**TASK OBJECTIVE:**
The records that follow need to be output exactly as they are.

**DATASET ROWS:**
■ ■ ■

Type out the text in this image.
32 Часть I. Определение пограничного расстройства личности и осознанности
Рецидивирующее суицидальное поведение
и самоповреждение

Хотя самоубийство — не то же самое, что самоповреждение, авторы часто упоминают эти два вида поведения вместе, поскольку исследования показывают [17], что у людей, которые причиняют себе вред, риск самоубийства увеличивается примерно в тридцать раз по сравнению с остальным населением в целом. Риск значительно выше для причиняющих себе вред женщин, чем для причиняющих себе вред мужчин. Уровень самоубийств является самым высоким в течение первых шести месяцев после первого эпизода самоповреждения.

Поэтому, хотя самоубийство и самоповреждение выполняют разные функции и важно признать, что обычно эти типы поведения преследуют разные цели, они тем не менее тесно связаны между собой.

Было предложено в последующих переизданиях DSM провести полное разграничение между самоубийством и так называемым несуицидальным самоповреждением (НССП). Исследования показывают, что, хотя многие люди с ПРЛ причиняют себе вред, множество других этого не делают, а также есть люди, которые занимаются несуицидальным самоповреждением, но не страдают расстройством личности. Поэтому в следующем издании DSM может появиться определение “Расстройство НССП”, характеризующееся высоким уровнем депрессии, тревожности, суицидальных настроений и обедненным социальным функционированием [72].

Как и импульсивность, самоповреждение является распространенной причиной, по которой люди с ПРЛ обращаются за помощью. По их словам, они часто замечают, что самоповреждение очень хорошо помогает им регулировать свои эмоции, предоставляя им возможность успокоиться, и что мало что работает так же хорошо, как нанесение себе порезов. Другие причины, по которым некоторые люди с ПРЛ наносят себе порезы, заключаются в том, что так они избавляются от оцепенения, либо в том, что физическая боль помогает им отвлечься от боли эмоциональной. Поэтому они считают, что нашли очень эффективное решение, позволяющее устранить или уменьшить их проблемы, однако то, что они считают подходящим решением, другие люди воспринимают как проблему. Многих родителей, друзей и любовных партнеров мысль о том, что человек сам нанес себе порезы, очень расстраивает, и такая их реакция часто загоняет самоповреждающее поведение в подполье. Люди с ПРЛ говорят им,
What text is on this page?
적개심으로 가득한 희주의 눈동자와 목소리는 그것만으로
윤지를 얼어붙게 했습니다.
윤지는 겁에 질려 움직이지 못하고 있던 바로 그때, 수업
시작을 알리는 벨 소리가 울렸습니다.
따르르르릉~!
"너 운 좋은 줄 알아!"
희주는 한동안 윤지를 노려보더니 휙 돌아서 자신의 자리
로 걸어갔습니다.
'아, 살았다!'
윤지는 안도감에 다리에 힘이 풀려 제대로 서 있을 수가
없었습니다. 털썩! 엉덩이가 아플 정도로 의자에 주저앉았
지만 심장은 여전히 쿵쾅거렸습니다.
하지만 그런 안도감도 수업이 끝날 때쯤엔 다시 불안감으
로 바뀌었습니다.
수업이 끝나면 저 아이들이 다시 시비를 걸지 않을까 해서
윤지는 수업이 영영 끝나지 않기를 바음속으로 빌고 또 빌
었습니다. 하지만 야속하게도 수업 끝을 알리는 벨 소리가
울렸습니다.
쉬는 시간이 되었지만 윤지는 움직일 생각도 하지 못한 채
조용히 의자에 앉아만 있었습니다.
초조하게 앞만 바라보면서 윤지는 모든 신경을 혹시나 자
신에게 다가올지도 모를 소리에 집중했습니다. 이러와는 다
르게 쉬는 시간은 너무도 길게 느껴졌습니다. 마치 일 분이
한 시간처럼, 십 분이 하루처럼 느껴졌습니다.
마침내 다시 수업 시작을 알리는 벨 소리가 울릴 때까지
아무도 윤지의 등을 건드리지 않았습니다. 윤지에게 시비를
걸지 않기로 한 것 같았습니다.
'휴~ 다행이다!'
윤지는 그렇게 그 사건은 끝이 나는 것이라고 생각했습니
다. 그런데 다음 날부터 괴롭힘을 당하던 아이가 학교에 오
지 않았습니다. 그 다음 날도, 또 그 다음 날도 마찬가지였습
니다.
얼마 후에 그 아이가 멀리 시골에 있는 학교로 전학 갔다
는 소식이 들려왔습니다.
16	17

■ ■ ■

**WRITTEN REPLY:**
Type out the text in this image.
32 Часть I. Определение пограничного расстройства личности и осознанности
Рецидивирующее суицидальное поведение
и самоповреждение

Хотя самоубийство — не то же самое, что самоповреждение, авторы часто упоминают эти два вида поведения вместе, поскольку исследования показывают [17], что у людей, которые причиняют себе вред, риск самоубийства увеличивается примерно в тридцать раз по сравнению с остальным населением в целом. Риск значительно выше для причиняющих себе вред женщин, чем для причиняющих себе вред мужчин. Уровень самоубийств является самым высоким в течение первых шести месяцев после первого эпизода самоповреждения.

Поэтому, хотя самоубийство и самоповреждение выполняют разные функции и важно признать, что обычно эти типы поведения преследуют разные цели, они тем не менее тесно связаны между собой.

Было предложено в последующих переизданиях DSM провести полное разграничение между самоубийством и так называемым несуицидальным самоповреждением (НССП). Исследования показывают, что, хотя многие люди с ПРЛ причиняют себе вред, множество других этого не делают, а также есть люди, которые занимаются несуицидальным самоповреждением, но не страдают расстройством личности. Поэтому в следующем издании DSM может появиться определение “Расстройство НССП”, характеризующееся высоким уровнем депрессии, тревожности, суицидальных настроений и обедненным социальным функционированием [72].

Как и импульсивность, самоповреждение является распространенной причиной, по которой люди с ПРЛ обращаются за помощью. По их словам, они часто замечают, что самоповреждение очень хорошо помогает им регулировать свои эмоции, предоставляя им возможность успокоиться, и что мало что работает так же хорошо, как нанесение себе порезов. Другие причины, по которым некоторые люди с ПРЛ наносят себе порезы, заключаются в том, что так они избавляются от оцепенения, либо в том, что физическая боль помогает им отвлечься от боли эмоциональной. Поэтому они считают, что нашли очень эффективное решение, позволяющее устранить или уменьшить их проблемы, однако то, что они считают подходящим решением, другие люди воспринимают как проблему. Многих родителей, друзей и любовных партнеров мысль о том, что человек сам нанес себе порезы, очень расстраивает, и такая их реакция часто загоняет самоповреждающее поведение в подполье. Люди с ПРЛ говорят им,
What text is on this page?
적개심으로 가득한 희주의 눈동자와 목소리는 그것만으로
윤지를 얼어붙게 했습니다.
윤지는 겁에 질려 움직이지 못하고 있던 바로 그때, 수업
시작을 알리는 벨 소리가 울렸습니다.
따르르르릉~!
"너 운 좋은 줄 알아!"
희주는 한동안 윤지를 노려보더니 휙 돌아서 자신의 자리
로 걸어갔습니다.
'아, 살았다!'
윤지는 안도감에 다리에 힘이 풀려 제대로 서 있을 수가
없었습니다. 털썩! 엉덩이가 아플 정도로 의자에 주저앉았
지만 심장은 여전히 쿵쾅거렸습니다.
하지만 그런 안도감도 수업이 끝날 때쯤엔 다시 불안감으
로 바뀌었습니다.
수업이 끝나면 저 아이들이 다시 시비를 걸지 않을까 해서
윤지는 수업이 영영 끝나지 않기를 바음속으로 빌고 또 빌
었습니다. 하지만 야속하게도 수업 끝을 알리는 벨 소리가
울렸습니다.
쉬는 시간이 되었지만 윤지는 움직일 생각도 하지 못한 채
조용히 의자에 앉아만 있었습니다.
초조하게 앞만 바라보면서 윤지는 모든 신경을 혹시나 자
신에게 다가올지도 모를 소리에 집중했습니다. 이러와는 다
르게 쉬는 시간은 너무도 길게 느껴졌습니다. 마치 일 분이
한 시간처럼, 십 분이 하루처럼 느껴졌습니다.
마침내 다시 수업 시작을 알리는 벨 소리가 울릴 때까지
아무도 윤지의 등을 건드리지 않았습니다. 윤지에게 시비를
걸지 않기로 한 것 같았습니다.
'휴~ 다행이다!'
윤지는 그렇게 그 사건은 끝이 나는 것이라고 생각했습니
다. 그런데 다음 날부터 괴롭힘을 당하던 아이가 학교에 오
지 않았습니다. 그 다음 날도, 또 그 다음 날도 마찬가지였습
니다.
얼마 후에 그 아이가 멀리 시골에 있는 학교로 전학 갔다
는 소식이 들려왔습니다.
16	17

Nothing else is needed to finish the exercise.